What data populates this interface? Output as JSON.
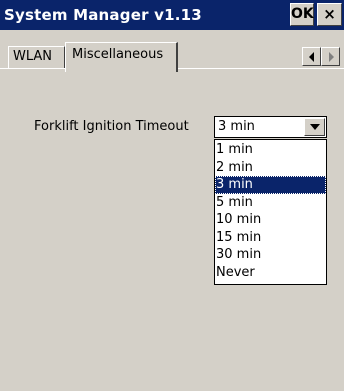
{
  "window": {
    "title": "System Manager v1.13",
    "ok_label": "OK",
    "close_label": "×"
  },
  "tabs": [
    {
      "label": "WLAN",
      "active": false
    },
    {
      "label": "Miscellaneous",
      "active": true
    }
  ],
  "tab_scroll": {
    "left_icon": "arrow-left-icon",
    "right_icon": "arrow-right-icon"
  },
  "settings": {
    "ignition_timeout": {
      "label": "Forklift Ignition Timeout",
      "value": "3 min",
      "options": [
        "1 min",
        "2 min",
        "3 min",
        "5 min",
        "10 min",
        "15 min",
        "30 min",
        "Never"
      ],
      "selected_index": 2
    }
  },
  "colors": {
    "titlebar": "#0a246a",
    "face": "#d4d0c8",
    "selection": "#0a246a"
  }
}
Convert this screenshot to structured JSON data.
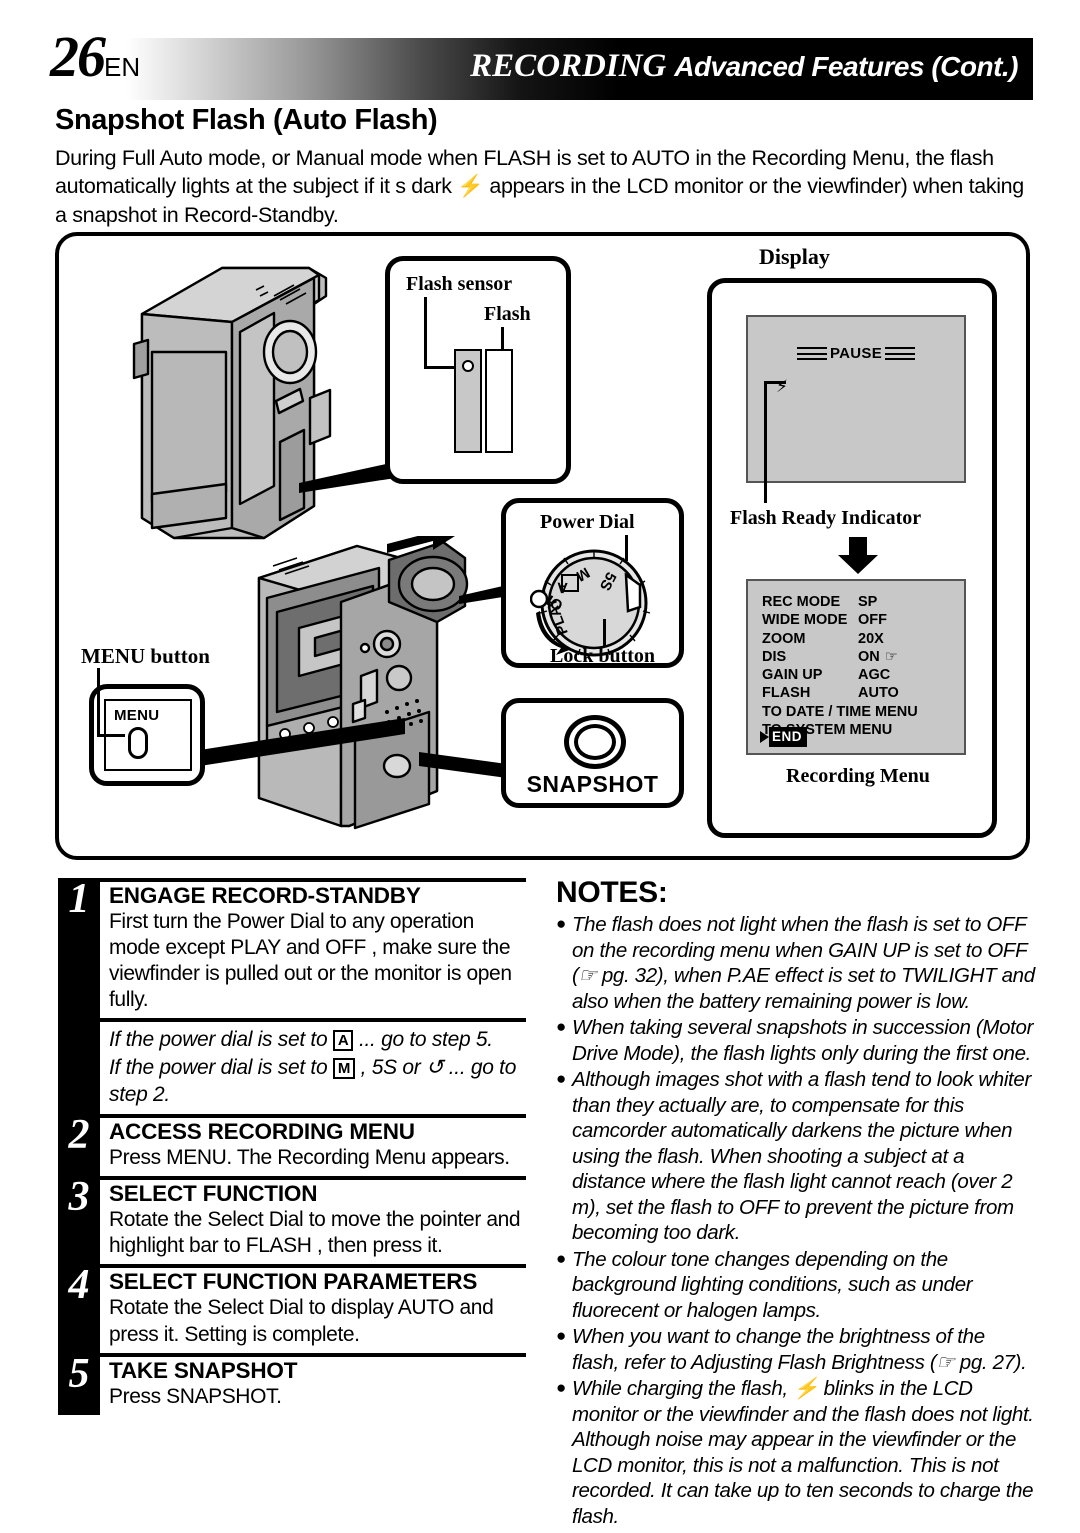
{
  "header": {
    "page_number": "26",
    "page_lang": "EN",
    "title_main": "RECORDING",
    "title_sub": "Advanced Features (Cont.)"
  },
  "section": {
    "title": "Snapshot Flash (Auto Flash)",
    "intro": "During Full Auto mode, or Manual mode when  FLASH  is set to  AUTO  in the Recording Menu, the flash automatically lights at the subject if it s dark  ⚡ appears in the LCD monitor or the viewfinder) when taking a snapshot in Record-Standby."
  },
  "diagram": {
    "flash_callout": {
      "sensor_label": "Flash sensor",
      "flash_label": "Flash"
    },
    "power_dial_callout": {
      "title": "Power Dial",
      "lock_label": "Lock button",
      "dial_positions": [
        "5S",
        "M",
        "A",
        "OFF",
        "PLAY"
      ]
    },
    "menu_callout": {
      "label": "MENU button",
      "button_text": "MENU"
    },
    "snapshot_callout": {
      "label": "SNAPSHOT"
    }
  },
  "display": {
    "title": "Display",
    "lcd": {
      "pause_text": "PAUSE",
      "flash_icon": "⚡",
      "indicator_label": "Flash Ready Indicator"
    },
    "recording_menu": {
      "caption": "Recording Menu",
      "rows": [
        {
          "key": "REC MODE",
          "value": "SP"
        },
        {
          "key": "WIDE MODE",
          "value": "OFF"
        },
        {
          "key": "ZOOM",
          "value": "20X"
        },
        {
          "key": "DIS",
          "value": "ON"
        },
        {
          "key": "GAIN UP",
          "value": "AGC"
        },
        {
          "key": "FLASH",
          "value": "AUTO"
        }
      ],
      "full_rows": [
        "TO DATE / TIME MENU",
        "TO SYSTEM MENU"
      ],
      "end_label": "END"
    }
  },
  "steps": [
    {
      "num": "1",
      "title": "ENGAGE RECORD-STANDBY",
      "text": "First turn the Power Dial to any operation mode except  PLAY  and  OFF , make sure the viewfinder is pulled out or the monitor is open fully."
    },
    {
      "num": "2",
      "title": "ACCESS RECORDING MENU",
      "text": "Press MENU. The Recording Menu appears."
    },
    {
      "num": "3",
      "title": "SELECT FUNCTION",
      "text": "Rotate the Select Dial to move the pointer and highlight bar to  FLASH , then press it."
    },
    {
      "num": "4",
      "title": "SELECT FUNCTION PARAMETERS",
      "text": "Rotate the Select Dial to display  AUTO  and press it. Setting is complete."
    },
    {
      "num": "5",
      "title": "TAKE SNAPSHOT",
      "text": "Press SNAPSHOT."
    }
  ],
  "step_subnotes": {
    "line1_pre": "If the power dial is set to ",
    "line1_icon": "A",
    "line1_post": " ... go to step 5.",
    "line2_pre": "If the power dial is set to ",
    "line2_icon": "M",
    "line2_post": " ,  5S  or  ↺ ... go to step 2."
  },
  "notes": {
    "heading": "NOTES:",
    "items": [
      "The flash does not light when the flash is set to  OFF  on the recording menu when GAIN UP is set to  OFF  (☞ pg. 32), when P.AE effect is set to  TWILIGHT  and also when the battery remaining power is low.",
      "When taking several snapshots in succession (Motor Drive Mode), the flash lights only during the first one.",
      "Although images shot with a flash tend to look whiter than they actually are, to compensate for this camcorder automatically darkens the picture when using the flash. When shooting a subject at a distance where the flash light cannot reach (over 2 m), set the flash to  OFF  to prevent the picture from becoming too dark.",
      "The colour tone changes depending on the background lighting conditions, such as under fluorecent or halogen lamps.",
      "When you want to change the brightness of the flash, refer to  Adjusting Flash Brightness  (☞ pg. 27).",
      "While charging the flash, ⚡ blinks in the LCD monitor or the viewfinder and the flash does not light. Although noise may appear in the viewfinder or the LCD monitor, this is not a malfunction. This is not recorded. It can take up to ten seconds to charge the flash."
    ]
  },
  "colors": {
    "lcd_gray": "#c8c8c8",
    "body_gray": "#b5b5b5",
    "accent_black": "#000000"
  }
}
********************
▶ [Written task]: Reproduce each entry precisely. Leave the pictures out.

▶ [Correct result]:
What data populates this interface? Output as JSON.
{
  "window": {
    "title": "System Manager v1.13",
    "ok_label": "OK",
    "close_label": "×"
  },
  "tabs": [
    {
      "label": "WLAN",
      "active": false
    },
    {
      "label": "Miscellaneous",
      "active": true
    }
  ],
  "tab_scroll": {
    "left_icon": "arrow-left-icon",
    "right_icon": "arrow-right-icon"
  },
  "settings": {
    "ignition_timeout": {
      "label": "Forklift Ignition Timeout",
      "value": "3 min",
      "options": [
        "1 min",
        "2 min",
        "3 min",
        "5 min",
        "10 min",
        "15 min",
        "30 min",
        "Never"
      ],
      "selected_index": 2
    }
  },
  "colors": {
    "titlebar": "#0a246a",
    "face": "#d4d0c8",
    "selection": "#0a246a"
  }
}
Convert this screenshot to structured JSON data.
{
  "header": {
    "page_number": "26",
    "page_lang": "EN",
    "title_main": "RECORDING",
    "title_sub": "Advanced Features (Cont.)"
  },
  "section": {
    "title": "Snapshot Flash (Auto Flash)",
    "intro": "During Full Auto mode, or Manual mode when  FLASH  is set to  AUTO  in the Recording Menu, the flash automatically lights at the subject if it s dark  ⚡ appears in the LCD monitor or the viewfinder) when taking a snapshot in Record-Standby."
  },
  "diagram": {
    "flash_callout": {
      "sensor_label": "Flash sensor",
      "flash_label": "Flash"
    },
    "power_dial_callout": {
      "title": "Power Dial",
      "lock_label": "Lock button",
      "dial_positions": [
        "5S",
        "M",
        "A",
        "OFF",
        "PLAY"
      ]
    },
    "menu_callout": {
      "label": "MENU button",
      "button_text": "MENU"
    },
    "snapshot_callout": {
      "label": "SNAPSHOT"
    }
  },
  "display": {
    "title": "Display",
    "lcd": {
      "pause_text": "PAUSE",
      "flash_icon": "⚡",
      "indicator_label": "Flash Ready Indicator"
    },
    "recording_menu": {
      "caption": "Recording Menu",
      "rows": [
        {
          "key": "REC MODE",
          "value": "SP"
        },
        {
          "key": "WIDE MODE",
          "value": "OFF"
        },
        {
          "key": "ZOOM",
          "value": "20X"
        },
        {
          "key": "DIS",
          "value": "ON"
        },
        {
          "key": "GAIN UP",
          "value": "AGC"
        },
        {
          "key": "FLASH",
          "value": "AUTO"
        }
      ],
      "full_rows": [
        "TO DATE / TIME MENU",
        "TO SYSTEM MENU"
      ],
      "end_label": "END"
    }
  },
  "steps": [
    {
      "num": "1",
      "title": "ENGAGE RECORD-STANDBY",
      "text": "First turn the Power Dial to any operation mode except  PLAY  and  OFF , make sure the viewfinder is pulled out or the monitor is open fully."
    },
    {
      "num": "2",
      "title": "ACCESS RECORDING MENU",
      "text": "Press MENU. The Recording Menu appears."
    },
    {
      "num": "3",
      "title": "SELECT FUNCTION",
      "text": "Rotate the Select Dial to move the pointer and highlight bar to  FLASH , then press it."
    },
    {
      "num": "4",
      "title": "SELECT FUNCTION PARAMETERS",
      "text": "Rotate the Select Dial to display  AUTO  and press it. Setting is complete."
    },
    {
      "num": "5",
      "title": "TAKE SNAPSHOT",
      "text": "Press SNAPSHOT."
    }
  ],
  "step_subnotes": {
    "line1_pre": "If the power dial is set to ",
    "line1_icon": "A",
    "line1_post": " ... go to step 5.",
    "line2_pre": "If the power dial is set to ",
    "line2_icon": "M",
    "line2_post": " ,  5S  or  ↺ ... go to step 2."
  },
  "notes": {
    "heading": "NOTES:",
    "items": [
      "The flash does not light when the flash is set to  OFF  on the recording menu when GAIN UP is set to  OFF  (☞ pg. 32), when P.AE effect is set to  TWILIGHT  and also when the battery remaining power is low.",
      "When taking several snapshots in succession (Motor Drive Mode), the flash lights only during the first one.",
      "Although images shot with a flash tend to look whiter than they actually are, to compensate for this camcorder automatically darkens the picture when using the flash. When shooting a subject at a distance where the flash light cannot reach (over 2 m), set the flash to  OFF  to prevent the picture from becoming too dark.",
      "The colour tone changes depending on the background lighting conditions, such as under fluorecent or halogen lamps.",
      "When you want to change the brightness of the flash, refer to  Adjusting Flash Brightness  (☞ pg. 27).",
      "While charging the flash, ⚡ blinks in the LCD monitor or the viewfinder and the flash does not light. Although noise may appear in the viewfinder or the LCD monitor, this is not a malfunction. This is not recorded. It can take up to ten seconds to charge the flash."
    ]
  },
  "colors": {
    "lcd_gray": "#c8c8c8",
    "body_gray": "#b5b5b5",
    "accent_black": "#000000"
  }
}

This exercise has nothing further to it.